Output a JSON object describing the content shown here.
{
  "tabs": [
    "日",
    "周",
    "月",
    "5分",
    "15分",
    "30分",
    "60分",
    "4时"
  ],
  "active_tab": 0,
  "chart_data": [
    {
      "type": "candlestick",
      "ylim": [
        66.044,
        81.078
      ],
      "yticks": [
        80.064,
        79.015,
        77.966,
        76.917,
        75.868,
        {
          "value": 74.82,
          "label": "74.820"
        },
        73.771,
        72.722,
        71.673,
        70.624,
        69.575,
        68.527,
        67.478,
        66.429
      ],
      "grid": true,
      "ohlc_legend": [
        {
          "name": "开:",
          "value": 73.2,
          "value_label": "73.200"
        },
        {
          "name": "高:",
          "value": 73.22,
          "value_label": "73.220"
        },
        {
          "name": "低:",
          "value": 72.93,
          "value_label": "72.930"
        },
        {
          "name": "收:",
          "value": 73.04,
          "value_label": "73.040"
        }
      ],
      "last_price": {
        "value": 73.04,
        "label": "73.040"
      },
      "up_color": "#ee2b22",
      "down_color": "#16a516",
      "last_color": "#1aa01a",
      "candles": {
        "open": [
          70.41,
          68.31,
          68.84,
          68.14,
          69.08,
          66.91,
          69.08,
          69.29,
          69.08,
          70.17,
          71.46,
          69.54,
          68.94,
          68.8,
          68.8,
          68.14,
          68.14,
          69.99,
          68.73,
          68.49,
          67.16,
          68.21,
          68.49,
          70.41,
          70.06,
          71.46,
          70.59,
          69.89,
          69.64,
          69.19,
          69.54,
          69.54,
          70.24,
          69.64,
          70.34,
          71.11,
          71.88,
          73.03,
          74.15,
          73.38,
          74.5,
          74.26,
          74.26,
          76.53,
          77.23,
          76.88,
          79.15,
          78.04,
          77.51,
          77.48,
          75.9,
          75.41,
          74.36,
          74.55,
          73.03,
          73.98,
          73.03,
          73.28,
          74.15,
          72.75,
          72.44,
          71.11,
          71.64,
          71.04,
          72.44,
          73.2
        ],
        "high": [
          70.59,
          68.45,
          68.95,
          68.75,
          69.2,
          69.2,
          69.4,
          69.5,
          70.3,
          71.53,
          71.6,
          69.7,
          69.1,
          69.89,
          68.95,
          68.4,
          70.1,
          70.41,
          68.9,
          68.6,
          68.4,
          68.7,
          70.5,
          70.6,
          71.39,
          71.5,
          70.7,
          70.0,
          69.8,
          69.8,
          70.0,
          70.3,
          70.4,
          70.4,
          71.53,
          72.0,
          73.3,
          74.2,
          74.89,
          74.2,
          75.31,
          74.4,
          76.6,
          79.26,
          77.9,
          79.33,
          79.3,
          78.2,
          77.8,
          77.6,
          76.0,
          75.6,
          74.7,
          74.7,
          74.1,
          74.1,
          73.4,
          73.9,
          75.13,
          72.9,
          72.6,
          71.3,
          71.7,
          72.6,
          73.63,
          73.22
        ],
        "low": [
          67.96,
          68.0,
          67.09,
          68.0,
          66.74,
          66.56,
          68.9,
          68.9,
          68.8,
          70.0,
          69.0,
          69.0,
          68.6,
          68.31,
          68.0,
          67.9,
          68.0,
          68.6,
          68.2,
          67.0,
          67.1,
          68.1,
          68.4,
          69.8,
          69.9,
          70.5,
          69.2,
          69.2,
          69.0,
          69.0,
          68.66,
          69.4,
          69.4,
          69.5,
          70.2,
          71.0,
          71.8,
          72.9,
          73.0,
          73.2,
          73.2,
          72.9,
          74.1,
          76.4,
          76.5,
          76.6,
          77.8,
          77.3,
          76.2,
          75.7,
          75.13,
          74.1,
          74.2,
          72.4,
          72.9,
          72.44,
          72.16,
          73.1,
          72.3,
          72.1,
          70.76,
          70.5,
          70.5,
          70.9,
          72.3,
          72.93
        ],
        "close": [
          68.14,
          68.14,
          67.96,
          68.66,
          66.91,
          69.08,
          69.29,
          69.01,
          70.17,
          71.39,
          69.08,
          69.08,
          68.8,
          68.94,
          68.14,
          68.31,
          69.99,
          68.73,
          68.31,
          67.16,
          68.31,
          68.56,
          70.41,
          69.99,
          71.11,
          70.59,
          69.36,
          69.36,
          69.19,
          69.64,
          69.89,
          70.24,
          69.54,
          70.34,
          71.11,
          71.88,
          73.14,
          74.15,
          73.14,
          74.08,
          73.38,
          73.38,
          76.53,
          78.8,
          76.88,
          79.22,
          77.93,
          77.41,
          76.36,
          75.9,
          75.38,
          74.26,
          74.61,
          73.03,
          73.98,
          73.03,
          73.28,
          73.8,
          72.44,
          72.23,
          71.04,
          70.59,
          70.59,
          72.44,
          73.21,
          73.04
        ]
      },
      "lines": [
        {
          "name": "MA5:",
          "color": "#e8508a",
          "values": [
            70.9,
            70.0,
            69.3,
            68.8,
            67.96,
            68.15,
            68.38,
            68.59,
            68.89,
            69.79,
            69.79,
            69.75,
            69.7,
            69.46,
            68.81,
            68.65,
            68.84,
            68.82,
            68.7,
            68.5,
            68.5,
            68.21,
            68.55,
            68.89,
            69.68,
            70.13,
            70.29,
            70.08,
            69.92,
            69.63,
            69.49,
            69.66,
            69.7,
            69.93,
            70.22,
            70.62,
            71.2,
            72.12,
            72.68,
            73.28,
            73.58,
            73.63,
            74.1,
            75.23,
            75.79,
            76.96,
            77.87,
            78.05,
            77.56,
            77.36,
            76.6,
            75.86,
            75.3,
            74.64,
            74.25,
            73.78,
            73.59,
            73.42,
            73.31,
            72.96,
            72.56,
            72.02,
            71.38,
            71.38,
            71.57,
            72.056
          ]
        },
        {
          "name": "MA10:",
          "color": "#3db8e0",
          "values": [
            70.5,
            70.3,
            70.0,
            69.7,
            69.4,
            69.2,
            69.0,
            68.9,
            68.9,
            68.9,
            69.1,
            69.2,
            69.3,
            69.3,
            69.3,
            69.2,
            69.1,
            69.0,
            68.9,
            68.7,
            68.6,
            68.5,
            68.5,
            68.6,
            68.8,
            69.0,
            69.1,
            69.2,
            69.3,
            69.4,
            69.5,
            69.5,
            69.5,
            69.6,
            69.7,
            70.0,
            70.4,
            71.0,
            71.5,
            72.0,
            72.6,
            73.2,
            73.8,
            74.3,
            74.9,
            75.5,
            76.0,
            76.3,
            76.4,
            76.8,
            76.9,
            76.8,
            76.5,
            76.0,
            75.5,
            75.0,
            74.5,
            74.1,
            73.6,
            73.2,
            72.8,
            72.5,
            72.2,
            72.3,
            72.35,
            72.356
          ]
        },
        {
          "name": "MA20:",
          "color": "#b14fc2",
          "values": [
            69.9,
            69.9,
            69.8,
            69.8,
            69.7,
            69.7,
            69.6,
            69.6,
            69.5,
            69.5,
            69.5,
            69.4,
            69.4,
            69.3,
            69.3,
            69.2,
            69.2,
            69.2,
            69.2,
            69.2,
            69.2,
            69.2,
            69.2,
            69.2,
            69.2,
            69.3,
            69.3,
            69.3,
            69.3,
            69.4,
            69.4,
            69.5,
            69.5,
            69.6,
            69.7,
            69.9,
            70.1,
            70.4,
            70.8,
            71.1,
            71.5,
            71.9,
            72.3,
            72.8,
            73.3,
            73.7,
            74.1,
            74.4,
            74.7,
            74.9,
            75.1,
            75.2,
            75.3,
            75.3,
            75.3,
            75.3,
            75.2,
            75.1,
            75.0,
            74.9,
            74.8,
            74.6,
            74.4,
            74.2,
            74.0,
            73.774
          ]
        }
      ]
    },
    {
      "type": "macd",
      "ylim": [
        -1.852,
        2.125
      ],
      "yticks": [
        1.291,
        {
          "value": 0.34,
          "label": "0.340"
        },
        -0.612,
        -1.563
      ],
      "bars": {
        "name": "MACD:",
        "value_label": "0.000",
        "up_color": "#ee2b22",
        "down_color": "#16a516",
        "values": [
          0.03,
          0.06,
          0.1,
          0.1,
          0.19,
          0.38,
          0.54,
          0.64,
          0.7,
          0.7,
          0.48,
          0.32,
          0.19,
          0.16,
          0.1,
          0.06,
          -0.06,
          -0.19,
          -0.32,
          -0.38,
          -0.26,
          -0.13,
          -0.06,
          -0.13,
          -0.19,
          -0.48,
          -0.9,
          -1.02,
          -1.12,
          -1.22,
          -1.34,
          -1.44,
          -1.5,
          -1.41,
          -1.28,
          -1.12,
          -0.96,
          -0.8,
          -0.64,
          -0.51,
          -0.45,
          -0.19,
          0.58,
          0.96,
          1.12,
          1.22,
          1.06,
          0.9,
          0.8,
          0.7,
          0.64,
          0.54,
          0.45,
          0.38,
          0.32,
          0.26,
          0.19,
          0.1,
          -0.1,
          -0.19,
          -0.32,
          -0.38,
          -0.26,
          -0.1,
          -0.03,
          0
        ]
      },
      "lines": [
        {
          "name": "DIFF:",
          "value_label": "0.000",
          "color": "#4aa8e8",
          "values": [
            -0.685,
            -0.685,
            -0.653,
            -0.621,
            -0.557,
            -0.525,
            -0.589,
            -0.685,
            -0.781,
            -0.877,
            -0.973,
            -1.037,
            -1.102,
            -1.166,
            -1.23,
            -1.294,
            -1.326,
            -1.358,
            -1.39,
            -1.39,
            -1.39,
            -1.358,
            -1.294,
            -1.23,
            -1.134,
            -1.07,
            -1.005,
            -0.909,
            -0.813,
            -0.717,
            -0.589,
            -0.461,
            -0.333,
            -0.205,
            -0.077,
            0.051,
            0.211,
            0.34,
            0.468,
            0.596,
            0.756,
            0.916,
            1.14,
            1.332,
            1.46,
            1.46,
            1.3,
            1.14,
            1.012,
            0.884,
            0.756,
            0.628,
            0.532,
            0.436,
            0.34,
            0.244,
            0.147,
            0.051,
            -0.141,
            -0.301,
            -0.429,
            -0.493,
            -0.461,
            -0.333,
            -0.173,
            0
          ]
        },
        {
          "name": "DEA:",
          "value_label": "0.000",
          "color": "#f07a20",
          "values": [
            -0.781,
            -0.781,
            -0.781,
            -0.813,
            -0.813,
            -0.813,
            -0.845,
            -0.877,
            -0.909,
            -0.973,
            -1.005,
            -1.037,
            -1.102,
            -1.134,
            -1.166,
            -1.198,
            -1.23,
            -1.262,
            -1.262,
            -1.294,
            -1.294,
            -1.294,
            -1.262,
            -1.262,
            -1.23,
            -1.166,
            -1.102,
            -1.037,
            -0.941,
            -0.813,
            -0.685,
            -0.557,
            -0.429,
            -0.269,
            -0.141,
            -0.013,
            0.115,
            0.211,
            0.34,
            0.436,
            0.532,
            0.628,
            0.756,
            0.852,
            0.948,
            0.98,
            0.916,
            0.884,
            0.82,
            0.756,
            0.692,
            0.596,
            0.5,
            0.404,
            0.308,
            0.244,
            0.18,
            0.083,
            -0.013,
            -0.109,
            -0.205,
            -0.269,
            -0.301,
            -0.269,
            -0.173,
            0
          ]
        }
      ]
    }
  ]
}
------------------------------------------------
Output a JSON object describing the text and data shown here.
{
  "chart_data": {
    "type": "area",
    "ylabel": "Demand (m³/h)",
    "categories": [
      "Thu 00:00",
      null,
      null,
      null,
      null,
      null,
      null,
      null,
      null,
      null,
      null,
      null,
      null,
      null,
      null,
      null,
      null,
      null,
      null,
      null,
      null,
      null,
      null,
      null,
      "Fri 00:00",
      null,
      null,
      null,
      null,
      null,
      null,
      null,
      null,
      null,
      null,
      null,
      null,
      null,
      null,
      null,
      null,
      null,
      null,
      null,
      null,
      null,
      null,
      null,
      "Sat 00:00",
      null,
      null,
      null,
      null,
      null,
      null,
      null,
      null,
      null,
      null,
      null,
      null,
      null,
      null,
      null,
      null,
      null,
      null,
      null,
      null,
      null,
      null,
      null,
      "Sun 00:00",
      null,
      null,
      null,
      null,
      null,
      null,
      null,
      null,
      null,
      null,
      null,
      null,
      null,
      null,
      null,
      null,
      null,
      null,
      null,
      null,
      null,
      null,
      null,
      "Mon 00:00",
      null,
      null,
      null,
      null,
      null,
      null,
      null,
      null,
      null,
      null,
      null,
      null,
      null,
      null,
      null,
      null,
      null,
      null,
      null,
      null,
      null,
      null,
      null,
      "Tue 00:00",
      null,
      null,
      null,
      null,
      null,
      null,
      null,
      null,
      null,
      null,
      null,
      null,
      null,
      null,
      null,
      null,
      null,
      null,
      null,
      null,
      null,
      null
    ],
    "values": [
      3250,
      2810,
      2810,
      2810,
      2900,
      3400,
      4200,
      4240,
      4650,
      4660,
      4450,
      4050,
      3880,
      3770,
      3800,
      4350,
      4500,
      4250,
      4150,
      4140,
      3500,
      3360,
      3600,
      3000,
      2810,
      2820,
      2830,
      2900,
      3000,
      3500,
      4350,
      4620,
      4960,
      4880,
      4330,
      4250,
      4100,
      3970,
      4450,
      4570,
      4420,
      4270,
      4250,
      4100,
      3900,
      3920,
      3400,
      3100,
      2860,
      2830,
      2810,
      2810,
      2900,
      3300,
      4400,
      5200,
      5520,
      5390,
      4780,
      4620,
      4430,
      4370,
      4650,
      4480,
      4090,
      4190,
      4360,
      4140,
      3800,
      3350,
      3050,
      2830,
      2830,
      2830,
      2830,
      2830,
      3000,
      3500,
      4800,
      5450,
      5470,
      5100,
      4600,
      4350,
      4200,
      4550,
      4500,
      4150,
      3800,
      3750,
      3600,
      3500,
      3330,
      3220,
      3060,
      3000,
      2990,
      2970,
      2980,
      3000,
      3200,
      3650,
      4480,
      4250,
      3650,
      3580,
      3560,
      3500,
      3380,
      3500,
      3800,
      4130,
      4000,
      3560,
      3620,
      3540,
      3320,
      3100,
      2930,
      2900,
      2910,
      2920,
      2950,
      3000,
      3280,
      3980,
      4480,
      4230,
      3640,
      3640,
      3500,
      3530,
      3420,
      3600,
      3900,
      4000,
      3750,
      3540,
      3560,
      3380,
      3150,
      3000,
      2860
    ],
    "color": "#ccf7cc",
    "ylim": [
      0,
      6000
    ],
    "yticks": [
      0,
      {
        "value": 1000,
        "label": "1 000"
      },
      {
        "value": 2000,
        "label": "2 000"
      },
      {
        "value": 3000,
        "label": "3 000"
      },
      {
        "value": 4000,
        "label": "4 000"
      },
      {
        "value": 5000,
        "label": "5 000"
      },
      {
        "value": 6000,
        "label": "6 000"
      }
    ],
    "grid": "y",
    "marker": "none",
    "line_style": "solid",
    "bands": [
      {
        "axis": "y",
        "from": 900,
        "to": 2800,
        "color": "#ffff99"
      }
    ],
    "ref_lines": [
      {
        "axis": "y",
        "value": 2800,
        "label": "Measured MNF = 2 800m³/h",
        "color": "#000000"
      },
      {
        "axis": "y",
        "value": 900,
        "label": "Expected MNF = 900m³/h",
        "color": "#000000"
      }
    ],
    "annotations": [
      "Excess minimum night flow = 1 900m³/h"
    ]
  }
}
------------------------------------------------
AIM OF THE TASK
Report every line containing the word "Output" from the listing above.

TASK SOLUTION
Output a JSON object describing the content shown here.
Output a JSON object describing the text and data shown here.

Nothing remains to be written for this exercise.